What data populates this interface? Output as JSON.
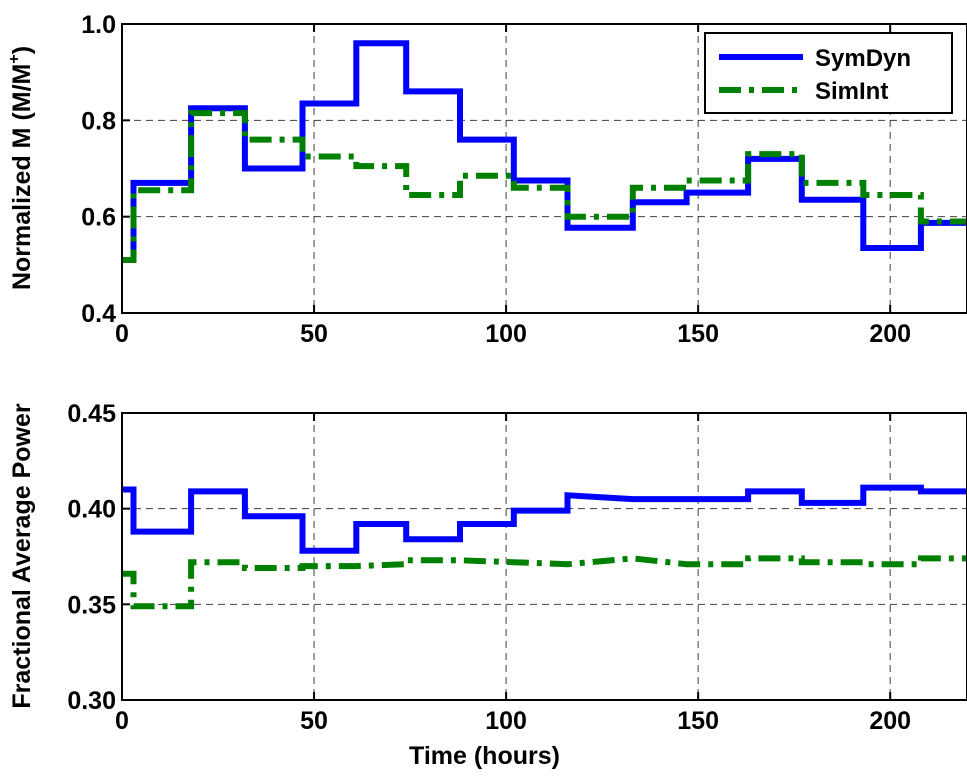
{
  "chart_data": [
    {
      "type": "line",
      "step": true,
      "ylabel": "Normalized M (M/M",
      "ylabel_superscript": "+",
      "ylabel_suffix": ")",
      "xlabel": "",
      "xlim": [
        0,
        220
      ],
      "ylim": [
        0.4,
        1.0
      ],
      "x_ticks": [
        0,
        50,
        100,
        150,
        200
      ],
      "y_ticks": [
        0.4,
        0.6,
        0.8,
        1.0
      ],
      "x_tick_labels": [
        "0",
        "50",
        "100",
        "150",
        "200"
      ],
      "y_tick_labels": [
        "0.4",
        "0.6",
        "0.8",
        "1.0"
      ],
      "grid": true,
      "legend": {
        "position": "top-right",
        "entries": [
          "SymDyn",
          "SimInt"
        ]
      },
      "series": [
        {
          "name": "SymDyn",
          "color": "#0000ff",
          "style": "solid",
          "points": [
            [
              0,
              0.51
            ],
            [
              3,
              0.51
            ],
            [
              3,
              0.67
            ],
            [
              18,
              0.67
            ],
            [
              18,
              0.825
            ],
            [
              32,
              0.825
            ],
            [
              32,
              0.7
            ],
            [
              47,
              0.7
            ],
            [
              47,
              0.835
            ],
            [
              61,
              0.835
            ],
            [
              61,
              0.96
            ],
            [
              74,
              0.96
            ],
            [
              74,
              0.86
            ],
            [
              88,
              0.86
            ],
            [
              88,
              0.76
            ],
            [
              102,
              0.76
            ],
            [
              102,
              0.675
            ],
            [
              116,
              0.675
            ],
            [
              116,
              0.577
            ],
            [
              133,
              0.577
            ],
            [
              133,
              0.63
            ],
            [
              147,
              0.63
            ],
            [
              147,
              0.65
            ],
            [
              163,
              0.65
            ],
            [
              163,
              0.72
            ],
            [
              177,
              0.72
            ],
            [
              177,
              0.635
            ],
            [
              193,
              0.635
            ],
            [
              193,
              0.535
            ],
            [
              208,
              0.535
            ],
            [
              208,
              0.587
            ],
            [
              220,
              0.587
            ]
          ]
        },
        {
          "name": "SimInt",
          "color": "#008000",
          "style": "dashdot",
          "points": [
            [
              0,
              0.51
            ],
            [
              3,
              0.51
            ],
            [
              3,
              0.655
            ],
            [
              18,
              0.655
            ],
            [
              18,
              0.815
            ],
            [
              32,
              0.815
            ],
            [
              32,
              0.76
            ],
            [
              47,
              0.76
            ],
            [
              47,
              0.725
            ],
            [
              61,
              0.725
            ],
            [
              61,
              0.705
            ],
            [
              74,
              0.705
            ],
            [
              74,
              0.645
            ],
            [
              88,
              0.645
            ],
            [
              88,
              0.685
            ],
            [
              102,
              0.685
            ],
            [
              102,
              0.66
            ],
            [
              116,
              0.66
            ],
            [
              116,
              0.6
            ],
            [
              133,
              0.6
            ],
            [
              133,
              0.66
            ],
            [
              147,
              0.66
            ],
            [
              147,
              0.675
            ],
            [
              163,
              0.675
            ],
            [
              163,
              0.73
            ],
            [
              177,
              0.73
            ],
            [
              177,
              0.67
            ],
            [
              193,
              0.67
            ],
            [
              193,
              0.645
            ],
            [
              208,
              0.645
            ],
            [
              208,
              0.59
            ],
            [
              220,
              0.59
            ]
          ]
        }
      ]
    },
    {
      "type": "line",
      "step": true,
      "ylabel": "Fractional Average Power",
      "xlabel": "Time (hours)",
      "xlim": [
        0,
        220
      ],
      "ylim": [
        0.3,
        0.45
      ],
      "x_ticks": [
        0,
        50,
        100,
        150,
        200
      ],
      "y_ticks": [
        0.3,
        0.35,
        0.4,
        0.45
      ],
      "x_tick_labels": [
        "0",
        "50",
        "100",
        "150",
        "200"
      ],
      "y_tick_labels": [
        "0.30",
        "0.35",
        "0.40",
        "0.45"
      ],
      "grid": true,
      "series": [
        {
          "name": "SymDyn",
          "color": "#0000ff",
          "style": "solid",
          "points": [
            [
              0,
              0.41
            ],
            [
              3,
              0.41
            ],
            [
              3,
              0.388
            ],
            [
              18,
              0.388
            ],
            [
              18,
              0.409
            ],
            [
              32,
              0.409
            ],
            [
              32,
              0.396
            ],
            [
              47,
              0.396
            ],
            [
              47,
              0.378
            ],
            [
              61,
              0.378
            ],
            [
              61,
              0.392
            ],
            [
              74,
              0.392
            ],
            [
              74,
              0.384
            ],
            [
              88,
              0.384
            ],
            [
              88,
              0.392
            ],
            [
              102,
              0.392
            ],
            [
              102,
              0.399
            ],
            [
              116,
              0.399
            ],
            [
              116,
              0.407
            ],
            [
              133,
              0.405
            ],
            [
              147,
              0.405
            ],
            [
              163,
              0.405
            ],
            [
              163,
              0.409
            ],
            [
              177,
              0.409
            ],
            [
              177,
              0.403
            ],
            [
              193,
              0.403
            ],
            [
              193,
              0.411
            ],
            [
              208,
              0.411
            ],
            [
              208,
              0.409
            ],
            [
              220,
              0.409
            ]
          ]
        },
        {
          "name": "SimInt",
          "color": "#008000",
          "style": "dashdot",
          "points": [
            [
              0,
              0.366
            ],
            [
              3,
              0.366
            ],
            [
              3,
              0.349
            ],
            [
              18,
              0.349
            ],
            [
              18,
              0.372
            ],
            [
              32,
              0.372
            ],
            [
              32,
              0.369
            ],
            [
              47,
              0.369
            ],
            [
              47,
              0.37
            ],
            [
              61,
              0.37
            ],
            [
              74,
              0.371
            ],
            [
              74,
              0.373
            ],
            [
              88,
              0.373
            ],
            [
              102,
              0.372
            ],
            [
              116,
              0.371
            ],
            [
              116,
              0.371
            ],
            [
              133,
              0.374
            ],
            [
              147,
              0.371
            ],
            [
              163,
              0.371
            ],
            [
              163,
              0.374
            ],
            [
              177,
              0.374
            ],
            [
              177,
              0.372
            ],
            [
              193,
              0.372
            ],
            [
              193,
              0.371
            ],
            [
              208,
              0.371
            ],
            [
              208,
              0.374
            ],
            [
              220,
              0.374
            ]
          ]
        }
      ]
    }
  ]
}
━━━━━━━━
Short task
Go through the listing above and write it all out exactly, leaving out any picture.

Solution for this task
What data populates this interface? Output as JSON.
{
  "chart_data": [
    {
      "type": "line",
      "step": true,
      "ylabel": "Normalized M (M/M",
      "ylabel_superscript": "+",
      "ylabel_suffix": ")",
      "xlabel": "",
      "xlim": [
        0,
        220
      ],
      "ylim": [
        0.4,
        1.0
      ],
      "x_ticks": [
        0,
        50,
        100,
        150,
        200
      ],
      "y_ticks": [
        0.4,
        0.6,
        0.8,
        1.0
      ],
      "x_tick_labels": [
        "0",
        "50",
        "100",
        "150",
        "200"
      ],
      "y_tick_labels": [
        "0.4",
        "0.6",
        "0.8",
        "1.0"
      ],
      "grid": true,
      "legend": {
        "position": "top-right",
        "entries": [
          "SymDyn",
          "SimInt"
        ]
      },
      "series": [
        {
          "name": "SymDyn",
          "color": "#0000ff",
          "style": "solid",
          "points": [
            [
              0,
              0.51
            ],
            [
              3,
              0.51
            ],
            [
              3,
              0.67
            ],
            [
              18,
              0.67
            ],
            [
              18,
              0.825
            ],
            [
              32,
              0.825
            ],
            [
              32,
              0.7
            ],
            [
              47,
              0.7
            ],
            [
              47,
              0.835
            ],
            [
              61,
              0.835
            ],
            [
              61,
              0.96
            ],
            [
              74,
              0.96
            ],
            [
              74,
              0.86
            ],
            [
              88,
              0.86
            ],
            [
              88,
              0.76
            ],
            [
              102,
              0.76
            ],
            [
              102,
              0.675
            ],
            [
              116,
              0.675
            ],
            [
              116,
              0.577
            ],
            [
              133,
              0.577
            ],
            [
              133,
              0.63
            ],
            [
              147,
              0.63
            ],
            [
              147,
              0.65
            ],
            [
              163,
              0.65
            ],
            [
              163,
              0.72
            ],
            [
              177,
              0.72
            ],
            [
              177,
              0.635
            ],
            [
              193,
              0.635
            ],
            [
              193,
              0.535
            ],
            [
              208,
              0.535
            ],
            [
              208,
              0.587
            ],
            [
              220,
              0.587
            ]
          ]
        },
        {
          "name": "SimInt",
          "color": "#008000",
          "style": "dashdot",
          "points": [
            [
              0,
              0.51
            ],
            [
              3,
              0.51
            ],
            [
              3,
              0.655
            ],
            [
              18,
              0.655
            ],
            [
              18,
              0.815
            ],
            [
              32,
              0.815
            ],
            [
              32,
              0.76
            ],
            [
              47,
              0.76
            ],
            [
              47,
              0.725
            ],
            [
              61,
              0.725
            ],
            [
              61,
              0.705
            ],
            [
              74,
              0.705
            ],
            [
              74,
              0.645
            ],
            [
              88,
              0.645
            ],
            [
              88,
              0.685
            ],
            [
              102,
              0.685
            ],
            [
              102,
              0.66
            ],
            [
              116,
              0.66
            ],
            [
              116,
              0.6
            ],
            [
              133,
              0.6
            ],
            [
              133,
              0.66
            ],
            [
              147,
              0.66
            ],
            [
              147,
              0.675
            ],
            [
              163,
              0.675
            ],
            [
              163,
              0.73
            ],
            [
              177,
              0.73
            ],
            [
              177,
              0.67
            ],
            [
              193,
              0.67
            ],
            [
              193,
              0.645
            ],
            [
              208,
              0.645
            ],
            [
              208,
              0.59
            ],
            [
              220,
              0.59
            ]
          ]
        }
      ]
    },
    {
      "type": "line",
      "step": true,
      "ylabel": "Fractional Average Power",
      "xlabel": "Time (hours)",
      "xlim": [
        0,
        220
      ],
      "ylim": [
        0.3,
        0.45
      ],
      "x_ticks": [
        0,
        50,
        100,
        150,
        200
      ],
      "y_ticks": [
        0.3,
        0.35,
        0.4,
        0.45
      ],
      "x_tick_labels": [
        "0",
        "50",
        "100",
        "150",
        "200"
      ],
      "y_tick_labels": [
        "0.30",
        "0.35",
        "0.40",
        "0.45"
      ],
      "grid": true,
      "series": [
        {
          "name": "SymDyn",
          "color": "#0000ff",
          "style": "solid",
          "points": [
            [
              0,
              0.41
            ],
            [
              3,
              0.41
            ],
            [
              3,
              0.388
            ],
            [
              18,
              0.388
            ],
            [
              18,
              0.409
            ],
            [
              32,
              0.409
            ],
            [
              32,
              0.396
            ],
            [
              47,
              0.396
            ],
            [
              47,
              0.378
            ],
            [
              61,
              0.378
            ],
            [
              61,
              0.392
            ],
            [
              74,
              0.392
            ],
            [
              74,
              0.384
            ],
            [
              88,
              0.384
            ],
            [
              88,
              0.392
            ],
            [
              102,
              0.392
            ],
            [
              102,
              0.399
            ],
            [
              116,
              0.399
            ],
            [
              116,
              0.407
            ],
            [
              133,
              0.405
            ],
            [
              147,
              0.405
            ],
            [
              163,
              0.405
            ],
            [
              163,
              0.409
            ],
            [
              177,
              0.409
            ],
            [
              177,
              0.403
            ],
            [
              193,
              0.403
            ],
            [
              193,
              0.411
            ],
            [
              208,
              0.411
            ],
            [
              208,
              0.409
            ],
            [
              220,
              0.409
            ]
          ]
        },
        {
          "name": "SimInt",
          "color": "#008000",
          "style": "dashdot",
          "points": [
            [
              0,
              0.366
            ],
            [
              3,
              0.366
            ],
            [
              3,
              0.349
            ],
            [
              18,
              0.349
            ],
            [
              18,
              0.372
            ],
            [
              32,
              0.372
            ],
            [
              32,
              0.369
            ],
            [
              47,
              0.369
            ],
            [
              47,
              0.37
            ],
            [
              61,
              0.37
            ],
            [
              74,
              0.371
            ],
            [
              74,
              0.373
            ],
            [
              88,
              0.373
            ],
            [
              102,
              0.372
            ],
            [
              116,
              0.371
            ],
            [
              116,
              0.371
            ],
            [
              133,
              0.374
            ],
            [
              147,
              0.371
            ],
            [
              163,
              0.371
            ],
            [
              163,
              0.374
            ],
            [
              177,
              0.374
            ],
            [
              177,
              0.372
            ],
            [
              193,
              0.372
            ],
            [
              193,
              0.371
            ],
            [
              208,
              0.371
            ],
            [
              208,
              0.374
            ],
            [
              220,
              0.374
            ]
          ]
        }
      ]
    }
  ]
}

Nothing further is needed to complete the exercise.